Task details
Set each record down exactly, excluding all images.

Stored records

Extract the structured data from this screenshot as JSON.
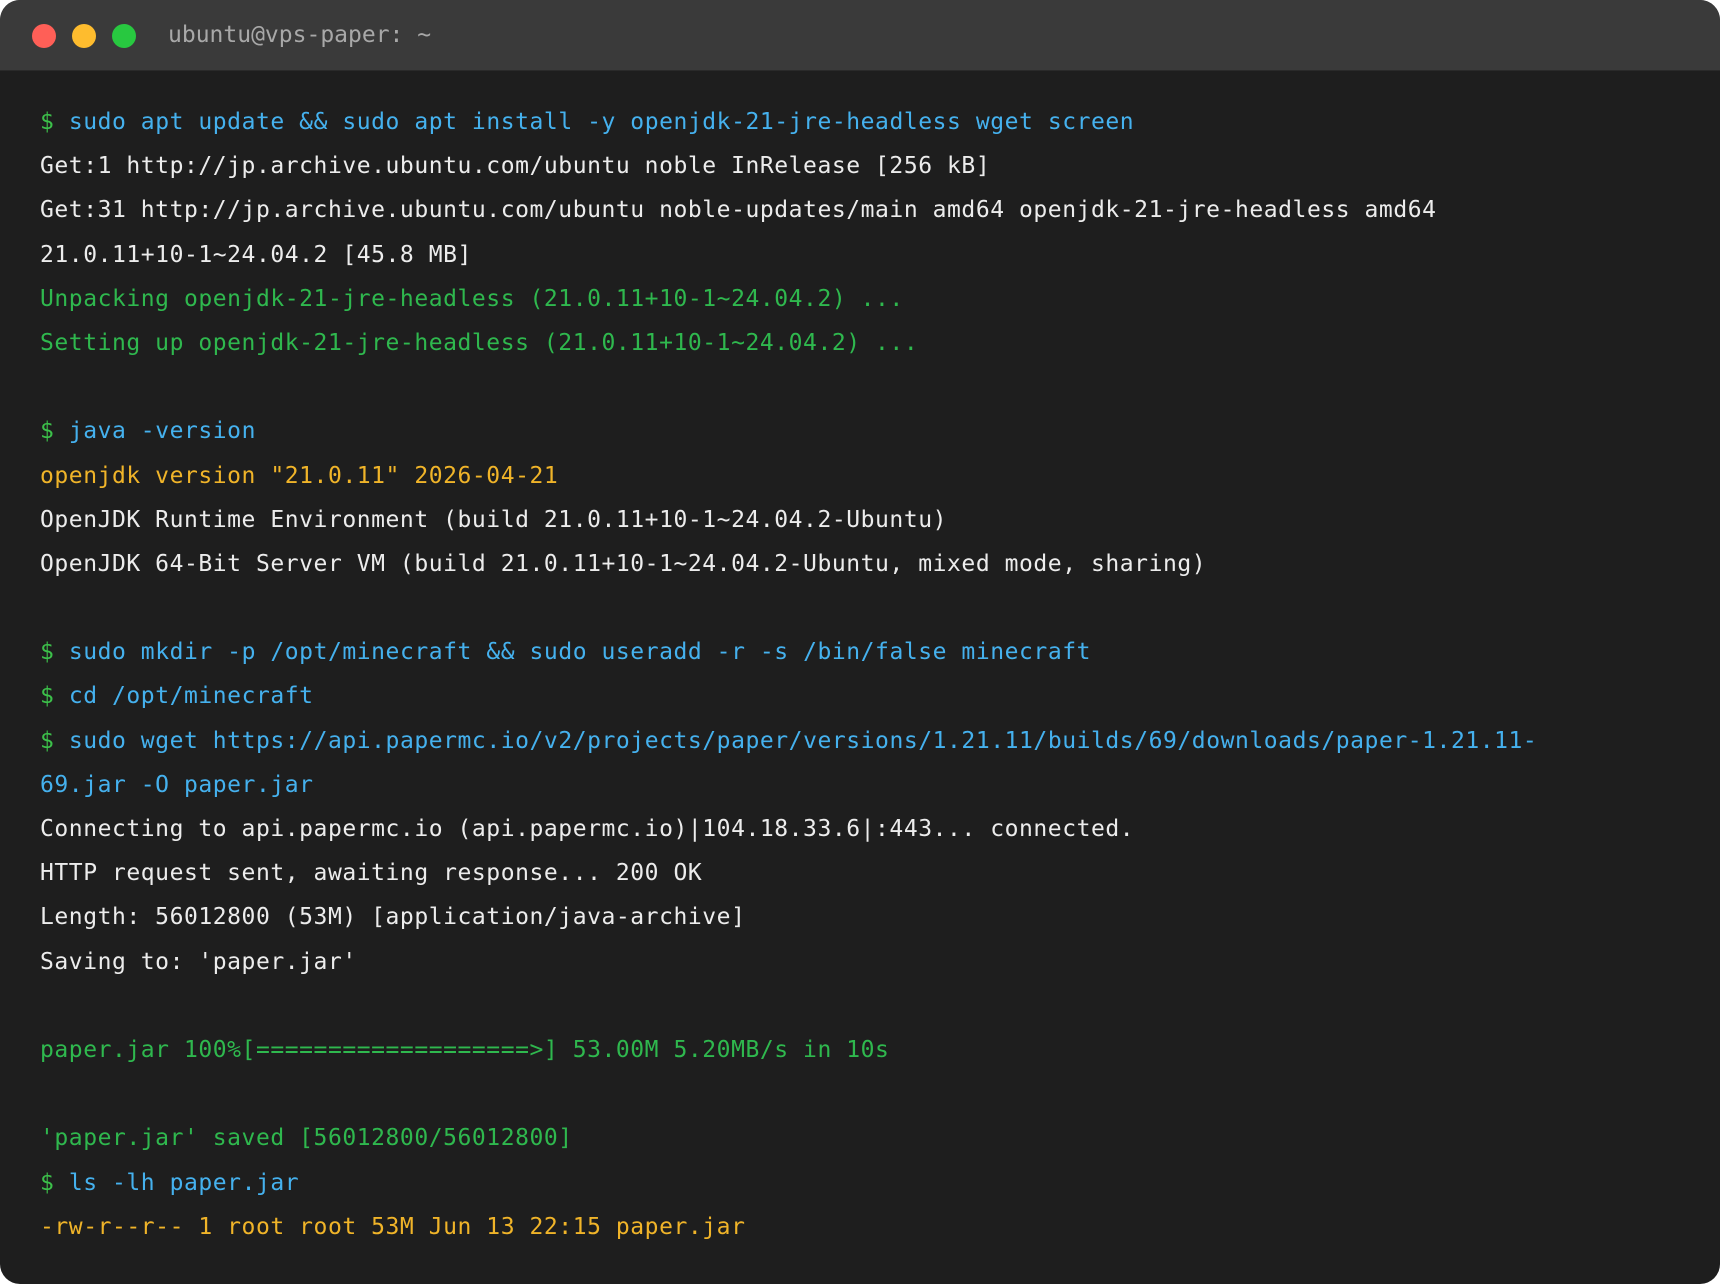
{
  "window": {
    "title": "ubuntu@vps-paper: ~",
    "colors": {
      "background": "#1e1e1e",
      "titlebar": "#3a3a3a",
      "close": "#ff5f57",
      "minimize": "#febc2e",
      "maximize": "#28c840",
      "prompt": "#3cc04a",
      "command": "#45b1ee",
      "output": "#ececec",
      "success": "#2fb84e",
      "highlight": "#f0b429"
    }
  },
  "terminal": {
    "prompt": "$",
    "lines": [
      {
        "type": "cmd",
        "text": "sudo apt update && sudo apt install -y openjdk-21-jre-headless wget screen"
      },
      {
        "type": "out",
        "text": "Get:1 http://jp.archive.ubuntu.com/ubuntu noble InRelease [256 kB]"
      },
      {
        "type": "out",
        "text": "Get:31 http://jp.archive.ubuntu.com/ubuntu noble-updates/main amd64 openjdk-21-jre-headless amd64"
      },
      {
        "type": "out",
        "text": "21.0.11+10-1~24.04.2 [45.8 MB]"
      },
      {
        "type": "ok",
        "text": "Unpacking openjdk-21-jre-headless (21.0.11+10-1~24.04.2) ..."
      },
      {
        "type": "ok",
        "text": "Setting up openjdk-21-jre-headless (21.0.11+10-1~24.04.2) ..."
      },
      {
        "type": "blank",
        "text": ""
      },
      {
        "type": "cmd",
        "text": "java -version"
      },
      {
        "type": "warn",
        "text": "openjdk version \"21.0.11\" 2026-04-21"
      },
      {
        "type": "out",
        "text": "OpenJDK Runtime Environment (build 21.0.11+10-1~24.04.2-Ubuntu)"
      },
      {
        "type": "out",
        "text": "OpenJDK 64-Bit Server VM (build 21.0.11+10-1~24.04.2-Ubuntu, mixed mode, sharing)"
      },
      {
        "type": "blank",
        "text": ""
      },
      {
        "type": "cmd",
        "text": "sudo mkdir -p /opt/minecraft && sudo useradd -r -s /bin/false minecraft"
      },
      {
        "type": "cmd",
        "text": "cd /opt/minecraft"
      },
      {
        "type": "cmd",
        "text": "sudo wget https://api.papermc.io/v2/projects/paper/versions/1.21.11/builds/69/downloads/paper-1.21.11-"
      },
      {
        "type": "cmdcont",
        "text": "69.jar -O paper.jar"
      },
      {
        "type": "out",
        "text": "Connecting to api.papermc.io (api.papermc.io)|104.18.33.6|:443... connected."
      },
      {
        "type": "out",
        "text": "HTTP request sent, awaiting response... 200 OK"
      },
      {
        "type": "out",
        "text": "Length: 56012800 (53M) [application/java-archive]"
      },
      {
        "type": "out",
        "text": "Saving to: 'paper.jar'"
      },
      {
        "type": "blank",
        "text": ""
      },
      {
        "type": "ok",
        "text": "paper.jar 100%[===================>] 53.00M 5.20MB/s in 10s"
      },
      {
        "type": "blank",
        "text": ""
      },
      {
        "type": "ok",
        "text": "'paper.jar' saved [56012800/56012800]"
      },
      {
        "type": "cmd",
        "text": "ls -lh paper.jar"
      },
      {
        "type": "warn",
        "text": "-rw-r--r-- 1 root root 53M Jun 13 22:15 paper.jar"
      }
    ]
  }
}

Solution to the problem
Extract the structured data from this screenshot as JSON.
{
  "window": {
    "title": "ubuntu@vps-paper: ~",
    "colors": {
      "background": "#1e1e1e",
      "titlebar": "#3a3a3a",
      "close": "#ff5f57",
      "minimize": "#febc2e",
      "maximize": "#28c840",
      "prompt": "#3cc04a",
      "command": "#45b1ee",
      "output": "#ececec",
      "success": "#2fb84e",
      "highlight": "#f0b429"
    }
  },
  "terminal": {
    "prompt": "$",
    "lines": [
      {
        "type": "cmd",
        "text": "sudo apt update && sudo apt install -y openjdk-21-jre-headless wget screen"
      },
      {
        "type": "out",
        "text": "Get:1 http://jp.archive.ubuntu.com/ubuntu noble InRelease [256 kB]"
      },
      {
        "type": "out",
        "text": "Get:31 http://jp.archive.ubuntu.com/ubuntu noble-updates/main amd64 openjdk-21-jre-headless amd64"
      },
      {
        "type": "out",
        "text": "21.0.11+10-1~24.04.2 [45.8 MB]"
      },
      {
        "type": "ok",
        "text": "Unpacking openjdk-21-jre-headless (21.0.11+10-1~24.04.2) ..."
      },
      {
        "type": "ok",
        "text": "Setting up openjdk-21-jre-headless (21.0.11+10-1~24.04.2) ..."
      },
      {
        "type": "blank",
        "text": ""
      },
      {
        "type": "cmd",
        "text": "java -version"
      },
      {
        "type": "warn",
        "text": "openjdk version \"21.0.11\" 2026-04-21"
      },
      {
        "type": "out",
        "text": "OpenJDK Runtime Environment (build 21.0.11+10-1~24.04.2-Ubuntu)"
      },
      {
        "type": "out",
        "text": "OpenJDK 64-Bit Server VM (build 21.0.11+10-1~24.04.2-Ubuntu, mixed mode, sharing)"
      },
      {
        "type": "blank",
        "text": ""
      },
      {
        "type": "cmd",
        "text": "sudo mkdir -p /opt/minecraft && sudo useradd -r -s /bin/false minecraft"
      },
      {
        "type": "cmd",
        "text": "cd /opt/minecraft"
      },
      {
        "type": "cmd",
        "text": "sudo wget https://api.papermc.io/v2/projects/paper/versions/1.21.11/builds/69/downloads/paper-1.21.11-"
      },
      {
        "type": "cmdcont",
        "text": "69.jar -O paper.jar"
      },
      {
        "type": "out",
        "text": "Connecting to api.papermc.io (api.papermc.io)|104.18.33.6|:443... connected."
      },
      {
        "type": "out",
        "text": "HTTP request sent, awaiting response... 200 OK"
      },
      {
        "type": "out",
        "text": "Length: 56012800 (53M) [application/java-archive]"
      },
      {
        "type": "out",
        "text": "Saving to: 'paper.jar'"
      },
      {
        "type": "blank",
        "text": ""
      },
      {
        "type": "ok",
        "text": "paper.jar 100%[===================>] 53.00M 5.20MB/s in 10s"
      },
      {
        "type": "blank",
        "text": ""
      },
      {
        "type": "ok",
        "text": "'paper.jar' saved [56012800/56012800]"
      },
      {
        "type": "cmd",
        "text": "ls -lh paper.jar"
      },
      {
        "type": "warn",
        "text": "-rw-r--r-- 1 root root 53M Jun 13 22:15 paper.jar"
      }
    ]
  }
}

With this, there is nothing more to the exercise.